Identify the lines holding "Narrow" and copy them.
[BEGIN RECORDS FOR PROCESSING]
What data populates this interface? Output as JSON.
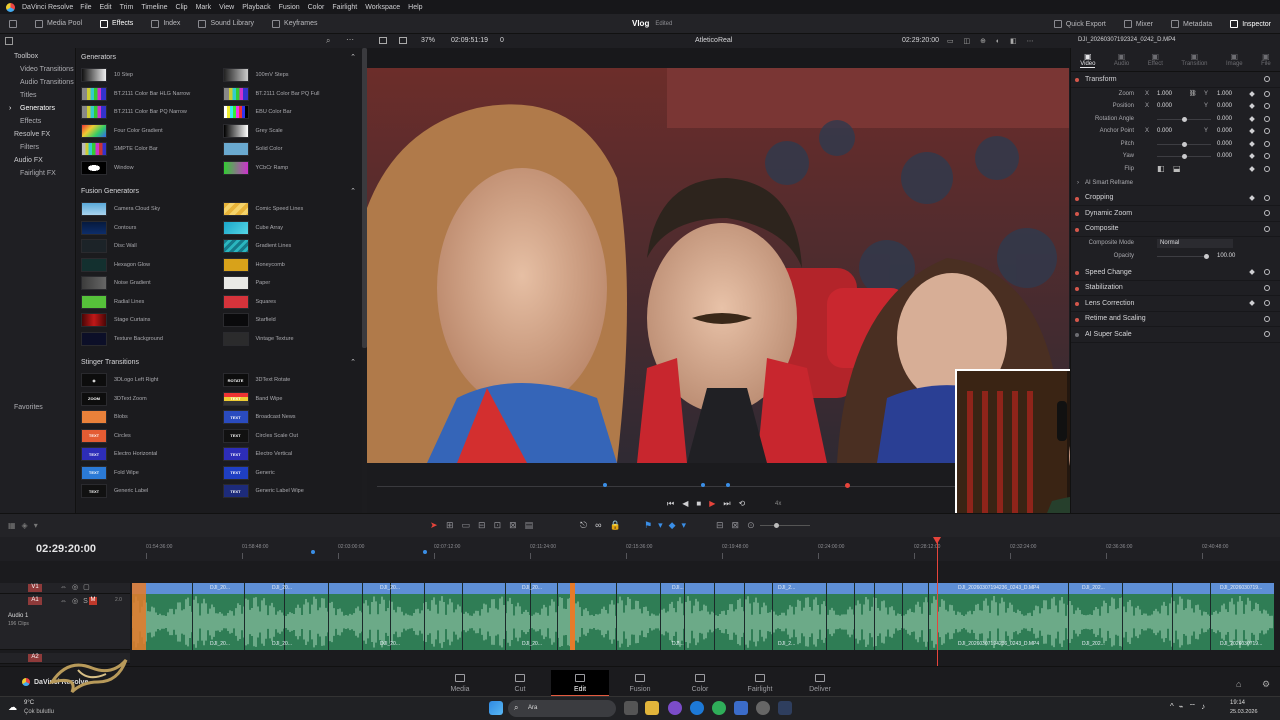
{
  "app": {
    "name": "DaVinci Resolve"
  },
  "menu": [
    "File",
    "Edit",
    "Trim",
    "Timeline",
    "Clip",
    "Mark",
    "View",
    "Playback",
    "Fusion",
    "Color",
    "Fairlight",
    "Workspace",
    "Help"
  ],
  "toolbar": {
    "media_pool": "Media Pool",
    "effects": "Effects",
    "index": "Index",
    "sound_library": "Sound Library",
    "keyframes": "Keyframes",
    "quick_export": "Quick Export",
    "mixer": "Mixer",
    "metadata": "Metadata",
    "inspector": "Inspector"
  },
  "project": {
    "name": "Vlog",
    "status": "Edited"
  },
  "viewer": {
    "zoom": "37%",
    "source_tc": "02:09:51:19",
    "tc_offset": "0",
    "timeline_name": "AtleticoReal",
    "record_tc": "02:29:20:00",
    "clip_name": "DJI_20260307192324_0242_D.MP4"
  },
  "library": {
    "sections": [
      {
        "label": "Toolbox",
        "cls": "sec"
      },
      {
        "label": "Video Transitions",
        "cls": "child"
      },
      {
        "label": "Audio Transitions",
        "cls": "child"
      },
      {
        "label": "Titles",
        "cls": "child"
      },
      {
        "label": "Generators",
        "cls": "child sel"
      },
      {
        "label": "Effects",
        "cls": "child"
      },
      {
        "label": "Resolve FX",
        "cls": "sec"
      },
      {
        "label": "Filters",
        "cls": "child"
      },
      {
        "label": "Audio FX",
        "cls": "sec"
      },
      {
        "label": "Fairlight FX",
        "cls": "child"
      }
    ],
    "favorites": "Favorites"
  },
  "generators": {
    "title": "Generators",
    "items": [
      {
        "name": "10 Step",
        "sw": "linear-gradient(90deg,#111,#eee)"
      },
      {
        "name": "100mV Steps",
        "sw": "linear-gradient(90deg,#222,#ccc)"
      },
      {
        "name": "BT.2111 Color Bar HLG Narrow",
        "sw": "linear-gradient(90deg,#888 0 20%,#cc3 0 35%,#3cc 0 50%,#3c3 0 65%,#c3c 0 80%,#33c 0)"
      },
      {
        "name": "BT.2111 Color Bar PQ Full",
        "sw": "linear-gradient(90deg,#888 0 20%,#cc3 0 35%,#3cc 0 50%,#3c3 0 65%,#c3c 0 80%,#33c 0)"
      },
      {
        "name": "BT.2111 Color Bar PQ Narrow",
        "sw": "linear-gradient(90deg,#888 0 20%,#cc3 0 35%,#3cc 0 50%,#3c3 0 65%,#c3c 0 80%,#33c 0)"
      },
      {
        "name": "EBU Color Bar",
        "sw": "linear-gradient(90deg,#fff 0 12%,#ee3 0 25%,#3ee 0 38%,#3e3 0 50%,#e3e 0 62%,#e33 0 75%,#33e 0 88%,#000 0)"
      },
      {
        "name": "Four Color Gradient",
        "sw": "linear-gradient(135deg,#e33,#ec3,#3c6,#36e)"
      },
      {
        "name": "Grey Scale",
        "sw": "linear-gradient(90deg,#000,#fff)"
      },
      {
        "name": "SMPTE Color Bar",
        "sw": "linear-gradient(90deg,#bbb 0 14%,#cc3 0 28%,#3cc 0 42%,#3c3 0 57%,#c3c 0 71%,#c33 0 85%,#33c 0)"
      },
      {
        "name": "Solid Color",
        "sw": "#6aa9cf"
      },
      {
        "name": "Window",
        "sw": "radial-gradient(#fff 0 35%,#000 0)"
      },
      {
        "name": "YCbCr Ramp",
        "sw": "linear-gradient(90deg,#3c3,#c3c)"
      }
    ]
  },
  "fusion_generators": {
    "title": "Fusion Generators",
    "items": [
      {
        "name": "Camera Cloud Sky",
        "sw": "linear-gradient(#5aa9d8,#a9d4ee)"
      },
      {
        "name": "Comic Speed Lines",
        "sw": "repeating-linear-gradient(135deg,#e8b43a 0 4px,#f5d36a 0 8px)"
      },
      {
        "name": "Contours",
        "sw": "linear-gradient(#061a3e,#0d2d6a)"
      },
      {
        "name": "Cube Array",
        "sw": "linear-gradient(135deg,#1aa6c9,#56d6e6)"
      },
      {
        "name": "Disc Wall",
        "sw": "#1c2328"
      },
      {
        "name": "Gradient Lines",
        "sw": "repeating-linear-gradient(135deg,#157a8a 0 3px,#2bb6bf 0 6px)"
      },
      {
        "name": "Hexagon Glow",
        "sw": "#13302f"
      },
      {
        "name": "Honeycomb",
        "sw": "#d8a21a"
      },
      {
        "name": "Noise Gradient",
        "sw": "linear-gradient(90deg,#3c3c3c,#666)"
      },
      {
        "name": "Paper",
        "sw": "#e9e9e6"
      },
      {
        "name": "Radial Lines",
        "sw": "#56c13a"
      },
      {
        "name": "Squares",
        "sw": "#d5333b"
      },
      {
        "name": "Stage Curtains",
        "sw": "linear-gradient(90deg,#4a0606,#c01818,#4a0606)"
      },
      {
        "name": "Starfield",
        "sw": "#0a0a0c"
      },
      {
        "name": "Texture Background",
        "sw": "#0c0f28"
      },
      {
        "name": "Vintage Texture",
        "sw": "#2b2b2c"
      }
    ]
  },
  "stinger": {
    "title": "Stinger Transitions",
    "items": [
      {
        "name": "3DLogo Left Right",
        "sw": "#0d0d0d",
        "tx": "◉"
      },
      {
        "name": "3DText Rotate",
        "sw": "#0d0d0d",
        "tx": "ROTATE"
      },
      {
        "name": "3DText Zoom",
        "sw": "#0d0d0d",
        "tx": "ZOOM"
      },
      {
        "name": "Band Wipe",
        "sw": "linear-gradient(#e33 0 33%,#ec3 0 66%,#333 0)",
        "tx": "TEXT"
      },
      {
        "name": "Blobs",
        "sw": "#e9813a",
        "tx": ""
      },
      {
        "name": "Broadcast News",
        "sw": "#2a4bbf",
        "tx": "TEXT"
      },
      {
        "name": "Circles",
        "sw": "#e45c33",
        "tx": "TEXT"
      },
      {
        "name": "Circles Scale Out",
        "sw": "#111",
        "tx": "TEXT"
      },
      {
        "name": "Electro Horizontal",
        "sw": "#2d2db8",
        "tx": "TEXT"
      },
      {
        "name": "Electro Vertical",
        "sw": "#2d2db8",
        "tx": "TEXT"
      },
      {
        "name": "Fold Wipe",
        "sw": "#2b7ad6",
        "tx": "TEXT"
      },
      {
        "name": "Generic",
        "sw": "#1f3fc2",
        "tx": "TEXT"
      },
      {
        "name": "Generic Label",
        "sw": "#111",
        "tx": "TEXT"
      },
      {
        "name": "Generic Label Wipe",
        "sw": "#1d2b7a",
        "tx": "TEXT"
      }
    ]
  },
  "inspector": {
    "tabs": [
      "Video",
      "Audio",
      "Effect",
      "Transition",
      "Image",
      "File"
    ],
    "transform": "Transform",
    "params": [
      {
        "label": "Zoom",
        "x": "1.000",
        "y": "1.000",
        "link": true
      },
      {
        "label": "Position",
        "x": "0.000",
        "y": "0.000"
      },
      {
        "label": "Rotation Angle",
        "val": "0.000",
        "kind": "slider",
        "pos": 0.5
      },
      {
        "label": "Anchor Point",
        "x": "0.000",
        "y": "0.000"
      },
      {
        "label": "Pitch",
        "val": "0.000",
        "kind": "slider",
        "pos": 0.5
      },
      {
        "label": "Yaw",
        "val": "0.000",
        "kind": "slider",
        "pos": 0.5
      },
      {
        "label": "Flip",
        "kind": "flip"
      }
    ],
    "smart_reframe": "AI Smart Reframe",
    "sections1": [
      "Cropping",
      "Dynamic Zoom",
      "Composite"
    ],
    "composite_mode_label": "Composite Mode",
    "composite_mode": "Normal",
    "opacity_label": "Opacity",
    "opacity": "100.00",
    "sections2": [
      "Speed Change",
      "Stabilization",
      "Lens Correction",
      "Retime and Scaling",
      "AI Super Scale"
    ]
  },
  "timeline": {
    "timecode": "02:29:20:00",
    "ruler": [
      "01:54:36:00",
      "01:58:48:00",
      "02:03:00:00",
      "02:07:12:00",
      "02:11:24:00",
      "02:15:36:00",
      "02:19:48:00",
      "02:24:00:00",
      "02:28:12:00",
      "02:32:24:00",
      "02:36:36:00",
      "02:40:48:00"
    ],
    "tracks": {
      "v1": "V1",
      "a1": "A1",
      "a1_name": "Audio 1",
      "a1_clips": "196 Clips",
      "a1_level": "2.0",
      "a2": "A2"
    },
    "clip_labels": [
      "DJI_20...",
      "DJI_20...",
      "DJI_20...",
      "DJI_20...",
      "DJI...",
      "DJI_2...",
      "DJI_20260307194236_0243_D.MP4",
      "DJI_202...",
      "DJI_2026030719..."
    ]
  },
  "pages": [
    {
      "label": "Media"
    },
    {
      "label": "Cut"
    },
    {
      "label": "Edit",
      "on": true
    },
    {
      "label": "Fusion"
    },
    {
      "label": "Color"
    },
    {
      "label": "Fairlight"
    },
    {
      "label": "Deliver"
    }
  ],
  "brand": "DaVinci Resolve",
  "taskbar": {
    "weather_temp": "9°C",
    "weather_desc": "Çok bulutlu",
    "search": "Ara",
    "time": "19:14",
    "date": "25.03.2026"
  }
}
[END RECORDS FOR PROCESSING]
» **COMPLETED TASK**
        "name": "BT.2111 Color Bar HLG Narrow",
        "name": "BT.2111 Color Bar PQ Narrow",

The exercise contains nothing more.